▶ [WORK TO COMPLETE] Check every line below for the word "arbetslöshet" and copy each one that has it.

▶ [RECORD LIST]
──────────────────────────────
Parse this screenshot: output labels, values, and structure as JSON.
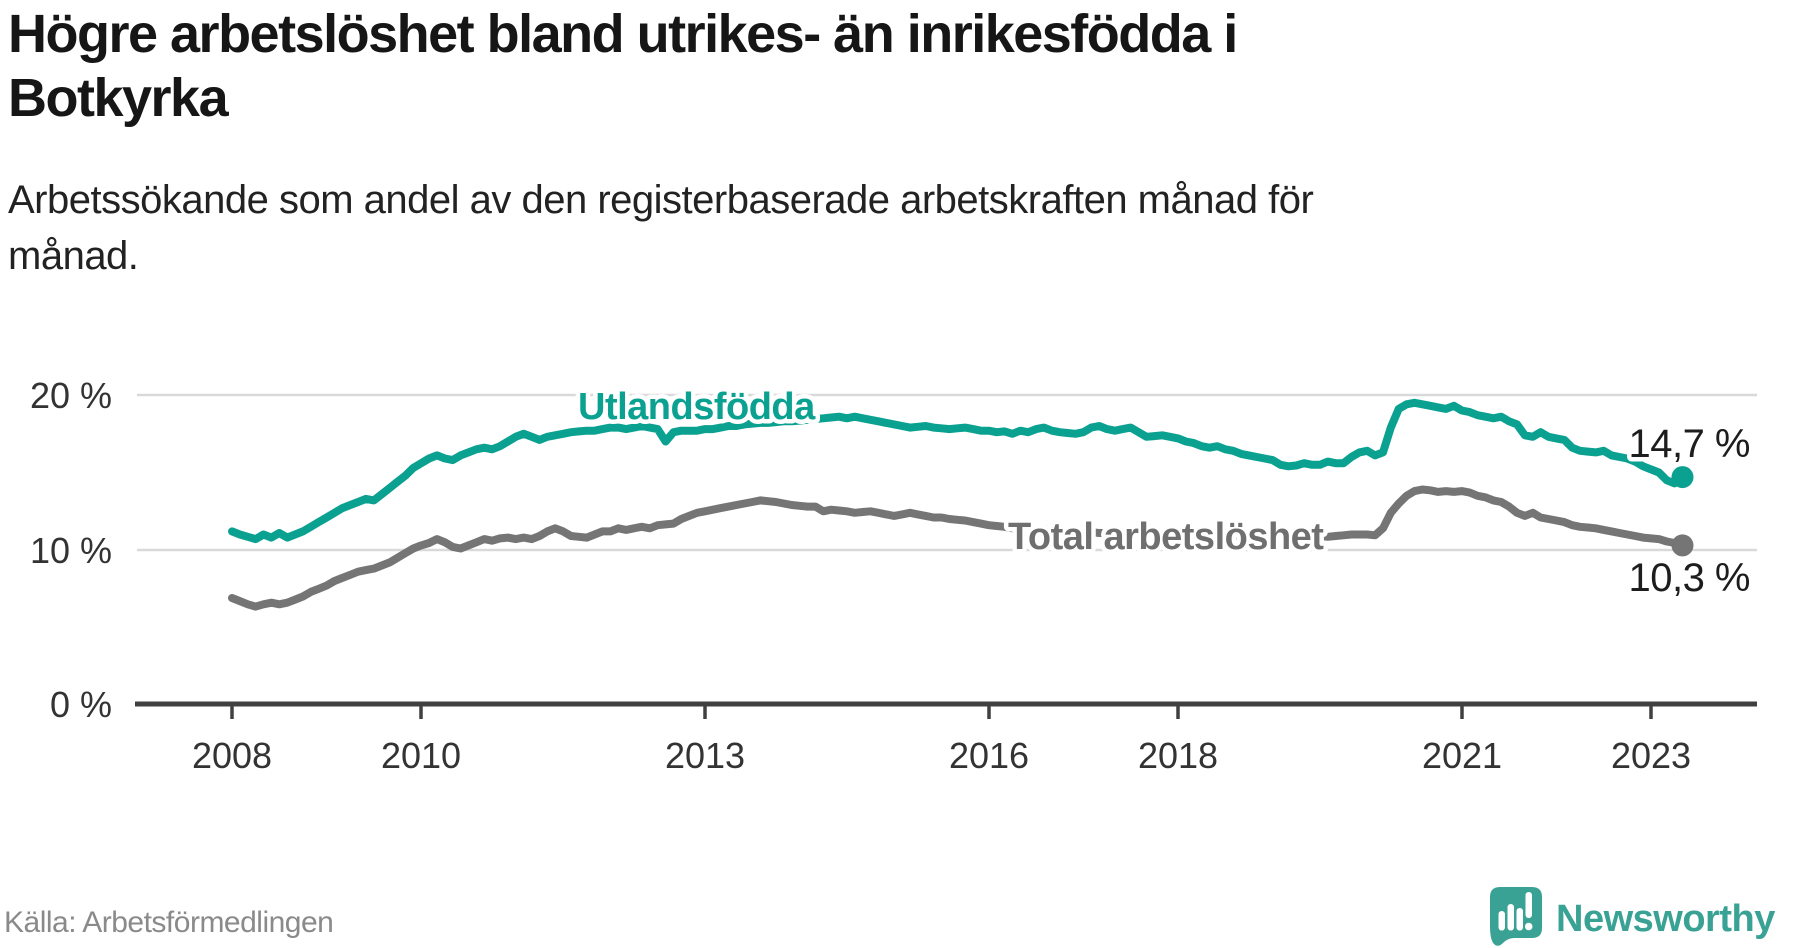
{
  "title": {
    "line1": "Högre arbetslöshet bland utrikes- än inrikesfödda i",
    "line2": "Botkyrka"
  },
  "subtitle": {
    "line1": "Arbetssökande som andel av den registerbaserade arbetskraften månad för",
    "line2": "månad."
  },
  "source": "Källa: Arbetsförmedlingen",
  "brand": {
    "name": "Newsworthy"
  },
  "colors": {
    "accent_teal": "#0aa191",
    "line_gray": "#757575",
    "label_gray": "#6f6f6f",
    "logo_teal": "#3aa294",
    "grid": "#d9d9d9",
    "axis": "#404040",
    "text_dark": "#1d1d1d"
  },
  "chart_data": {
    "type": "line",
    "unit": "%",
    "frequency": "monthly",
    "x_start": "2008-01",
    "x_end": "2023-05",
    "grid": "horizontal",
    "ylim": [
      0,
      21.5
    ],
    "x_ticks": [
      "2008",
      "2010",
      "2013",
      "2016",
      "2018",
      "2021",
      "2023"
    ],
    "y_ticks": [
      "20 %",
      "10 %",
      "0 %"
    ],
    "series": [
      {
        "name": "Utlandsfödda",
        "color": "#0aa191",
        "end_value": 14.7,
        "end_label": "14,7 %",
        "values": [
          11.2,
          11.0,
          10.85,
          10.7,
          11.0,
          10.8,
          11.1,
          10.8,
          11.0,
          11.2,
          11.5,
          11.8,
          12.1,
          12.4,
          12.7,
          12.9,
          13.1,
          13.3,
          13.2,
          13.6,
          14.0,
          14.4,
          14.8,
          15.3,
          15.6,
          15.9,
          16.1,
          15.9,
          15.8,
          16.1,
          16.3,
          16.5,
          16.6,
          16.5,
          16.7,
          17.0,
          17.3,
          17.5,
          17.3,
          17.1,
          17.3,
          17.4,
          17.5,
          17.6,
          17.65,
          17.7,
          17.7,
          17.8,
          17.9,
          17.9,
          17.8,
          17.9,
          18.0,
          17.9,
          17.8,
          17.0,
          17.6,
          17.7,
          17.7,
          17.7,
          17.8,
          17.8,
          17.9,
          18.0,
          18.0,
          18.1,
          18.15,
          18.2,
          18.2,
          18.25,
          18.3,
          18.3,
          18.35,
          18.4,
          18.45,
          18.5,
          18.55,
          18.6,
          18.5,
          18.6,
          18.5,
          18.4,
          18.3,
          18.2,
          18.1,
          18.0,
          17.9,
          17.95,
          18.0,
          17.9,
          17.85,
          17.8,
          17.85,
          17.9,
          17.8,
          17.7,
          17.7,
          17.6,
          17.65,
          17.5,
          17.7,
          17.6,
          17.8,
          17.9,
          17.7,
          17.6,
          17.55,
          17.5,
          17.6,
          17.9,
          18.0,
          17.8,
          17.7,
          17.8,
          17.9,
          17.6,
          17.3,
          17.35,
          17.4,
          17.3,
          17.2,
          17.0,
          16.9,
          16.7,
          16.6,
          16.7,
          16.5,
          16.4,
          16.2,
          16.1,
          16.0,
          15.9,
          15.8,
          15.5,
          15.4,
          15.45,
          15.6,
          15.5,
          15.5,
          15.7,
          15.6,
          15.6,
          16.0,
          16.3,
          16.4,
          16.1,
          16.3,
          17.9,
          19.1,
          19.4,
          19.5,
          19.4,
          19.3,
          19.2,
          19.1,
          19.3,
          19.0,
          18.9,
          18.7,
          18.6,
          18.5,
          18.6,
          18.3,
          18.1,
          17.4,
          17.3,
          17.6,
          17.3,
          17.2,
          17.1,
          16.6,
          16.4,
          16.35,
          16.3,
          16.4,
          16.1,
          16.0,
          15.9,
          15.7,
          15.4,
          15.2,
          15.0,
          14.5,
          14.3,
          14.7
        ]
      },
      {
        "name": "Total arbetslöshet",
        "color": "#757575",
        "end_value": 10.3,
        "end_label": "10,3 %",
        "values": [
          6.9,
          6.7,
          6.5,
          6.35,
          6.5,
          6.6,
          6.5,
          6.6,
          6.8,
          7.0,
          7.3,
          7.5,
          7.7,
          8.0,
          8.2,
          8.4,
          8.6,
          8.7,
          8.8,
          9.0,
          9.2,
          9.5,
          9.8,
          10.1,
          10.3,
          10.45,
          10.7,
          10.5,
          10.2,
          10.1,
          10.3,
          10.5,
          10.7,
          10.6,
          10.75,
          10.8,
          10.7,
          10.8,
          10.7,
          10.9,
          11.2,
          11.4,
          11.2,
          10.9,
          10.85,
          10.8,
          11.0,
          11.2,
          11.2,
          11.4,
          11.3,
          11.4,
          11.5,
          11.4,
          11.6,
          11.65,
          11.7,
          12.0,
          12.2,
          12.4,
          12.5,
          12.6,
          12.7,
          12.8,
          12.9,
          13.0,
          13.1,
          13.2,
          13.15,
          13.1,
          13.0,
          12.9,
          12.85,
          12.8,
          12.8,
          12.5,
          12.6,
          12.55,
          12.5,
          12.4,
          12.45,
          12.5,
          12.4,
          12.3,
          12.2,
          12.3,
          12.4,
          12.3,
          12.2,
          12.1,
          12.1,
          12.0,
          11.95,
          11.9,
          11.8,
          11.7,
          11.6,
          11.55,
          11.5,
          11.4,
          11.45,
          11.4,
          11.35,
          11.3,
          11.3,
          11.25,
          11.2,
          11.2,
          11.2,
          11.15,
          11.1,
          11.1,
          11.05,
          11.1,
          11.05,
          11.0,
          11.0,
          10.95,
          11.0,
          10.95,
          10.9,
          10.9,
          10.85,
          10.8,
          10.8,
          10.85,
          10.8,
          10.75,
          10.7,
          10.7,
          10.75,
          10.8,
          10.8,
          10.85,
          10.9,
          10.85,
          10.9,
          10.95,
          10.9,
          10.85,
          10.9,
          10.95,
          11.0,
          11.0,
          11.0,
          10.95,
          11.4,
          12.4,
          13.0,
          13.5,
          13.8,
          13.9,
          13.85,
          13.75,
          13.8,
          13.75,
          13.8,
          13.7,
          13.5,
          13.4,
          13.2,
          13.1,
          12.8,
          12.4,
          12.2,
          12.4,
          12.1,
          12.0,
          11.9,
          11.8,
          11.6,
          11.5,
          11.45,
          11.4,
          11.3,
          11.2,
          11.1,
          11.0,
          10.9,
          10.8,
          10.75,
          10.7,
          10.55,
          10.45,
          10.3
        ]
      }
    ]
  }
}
──────────────────────────────
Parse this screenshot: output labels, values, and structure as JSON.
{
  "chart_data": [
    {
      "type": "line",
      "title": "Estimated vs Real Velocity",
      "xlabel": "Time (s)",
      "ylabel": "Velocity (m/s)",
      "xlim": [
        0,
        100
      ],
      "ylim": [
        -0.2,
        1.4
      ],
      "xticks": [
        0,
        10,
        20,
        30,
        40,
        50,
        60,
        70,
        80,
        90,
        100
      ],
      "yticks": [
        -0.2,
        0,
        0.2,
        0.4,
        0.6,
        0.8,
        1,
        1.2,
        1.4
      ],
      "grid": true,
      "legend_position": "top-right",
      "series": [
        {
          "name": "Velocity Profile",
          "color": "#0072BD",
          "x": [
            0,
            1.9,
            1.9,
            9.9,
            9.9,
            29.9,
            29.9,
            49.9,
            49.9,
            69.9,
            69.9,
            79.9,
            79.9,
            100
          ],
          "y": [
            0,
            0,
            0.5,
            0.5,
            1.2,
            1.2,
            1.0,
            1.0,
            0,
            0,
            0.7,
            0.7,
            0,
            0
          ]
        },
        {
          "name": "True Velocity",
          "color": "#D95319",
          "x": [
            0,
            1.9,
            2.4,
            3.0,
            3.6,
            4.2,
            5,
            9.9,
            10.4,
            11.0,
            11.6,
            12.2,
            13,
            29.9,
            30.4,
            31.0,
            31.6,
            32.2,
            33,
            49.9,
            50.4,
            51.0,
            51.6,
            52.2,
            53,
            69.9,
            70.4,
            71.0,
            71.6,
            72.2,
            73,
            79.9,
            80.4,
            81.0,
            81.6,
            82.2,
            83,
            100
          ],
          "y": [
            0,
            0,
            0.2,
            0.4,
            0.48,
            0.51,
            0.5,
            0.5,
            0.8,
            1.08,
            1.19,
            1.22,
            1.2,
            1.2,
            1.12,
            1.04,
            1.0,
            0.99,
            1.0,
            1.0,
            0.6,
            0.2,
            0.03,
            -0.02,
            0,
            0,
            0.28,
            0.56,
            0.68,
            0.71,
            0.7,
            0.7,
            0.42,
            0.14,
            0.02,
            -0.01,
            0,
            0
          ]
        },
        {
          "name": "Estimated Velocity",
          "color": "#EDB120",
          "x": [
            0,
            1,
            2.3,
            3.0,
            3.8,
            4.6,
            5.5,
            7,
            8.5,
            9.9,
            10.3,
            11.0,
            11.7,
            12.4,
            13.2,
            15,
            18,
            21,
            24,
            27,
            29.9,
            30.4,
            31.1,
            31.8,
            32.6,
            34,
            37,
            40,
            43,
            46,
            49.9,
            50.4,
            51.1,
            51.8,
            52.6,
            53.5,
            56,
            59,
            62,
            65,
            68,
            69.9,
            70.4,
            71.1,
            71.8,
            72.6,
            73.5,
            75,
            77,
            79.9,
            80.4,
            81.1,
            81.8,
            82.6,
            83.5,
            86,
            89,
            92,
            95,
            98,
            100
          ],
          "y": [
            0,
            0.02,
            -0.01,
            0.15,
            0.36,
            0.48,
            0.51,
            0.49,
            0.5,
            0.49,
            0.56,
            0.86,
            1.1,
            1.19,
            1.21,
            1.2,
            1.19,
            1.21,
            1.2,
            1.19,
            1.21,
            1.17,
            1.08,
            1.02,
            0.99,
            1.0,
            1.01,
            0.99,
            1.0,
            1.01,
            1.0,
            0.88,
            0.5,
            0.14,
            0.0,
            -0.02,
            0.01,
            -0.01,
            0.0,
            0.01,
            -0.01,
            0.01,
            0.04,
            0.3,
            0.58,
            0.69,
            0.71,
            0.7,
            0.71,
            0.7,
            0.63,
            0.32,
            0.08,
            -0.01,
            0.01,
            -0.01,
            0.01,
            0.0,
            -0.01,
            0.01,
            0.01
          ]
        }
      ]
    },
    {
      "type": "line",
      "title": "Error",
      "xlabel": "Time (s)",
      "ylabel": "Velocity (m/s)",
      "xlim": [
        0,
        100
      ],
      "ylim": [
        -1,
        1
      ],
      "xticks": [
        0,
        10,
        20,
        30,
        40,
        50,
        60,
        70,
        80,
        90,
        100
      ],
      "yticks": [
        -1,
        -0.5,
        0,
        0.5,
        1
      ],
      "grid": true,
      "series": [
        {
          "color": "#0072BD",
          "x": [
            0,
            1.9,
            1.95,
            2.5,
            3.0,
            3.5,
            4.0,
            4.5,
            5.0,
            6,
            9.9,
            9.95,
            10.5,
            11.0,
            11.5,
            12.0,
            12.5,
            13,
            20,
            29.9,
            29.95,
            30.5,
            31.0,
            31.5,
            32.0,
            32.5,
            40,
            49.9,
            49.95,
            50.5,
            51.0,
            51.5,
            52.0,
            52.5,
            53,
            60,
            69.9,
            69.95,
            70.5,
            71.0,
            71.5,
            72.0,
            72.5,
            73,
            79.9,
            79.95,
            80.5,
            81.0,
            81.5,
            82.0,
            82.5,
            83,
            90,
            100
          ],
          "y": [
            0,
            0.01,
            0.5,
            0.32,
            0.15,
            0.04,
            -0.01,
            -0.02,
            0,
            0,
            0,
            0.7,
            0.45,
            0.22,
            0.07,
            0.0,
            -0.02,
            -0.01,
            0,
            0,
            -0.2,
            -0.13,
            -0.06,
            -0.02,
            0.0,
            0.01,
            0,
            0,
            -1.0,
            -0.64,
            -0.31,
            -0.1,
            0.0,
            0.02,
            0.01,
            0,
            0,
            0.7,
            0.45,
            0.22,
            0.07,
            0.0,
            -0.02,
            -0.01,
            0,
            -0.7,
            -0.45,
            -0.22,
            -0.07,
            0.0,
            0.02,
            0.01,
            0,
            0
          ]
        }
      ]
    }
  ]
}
──────────────────────────────
▶ [RESPONSE BELOW]
    "line1": "Högre arbetslöshet bland utrikes- än inrikesfödda i",
        "name": "Total arbetslöshet",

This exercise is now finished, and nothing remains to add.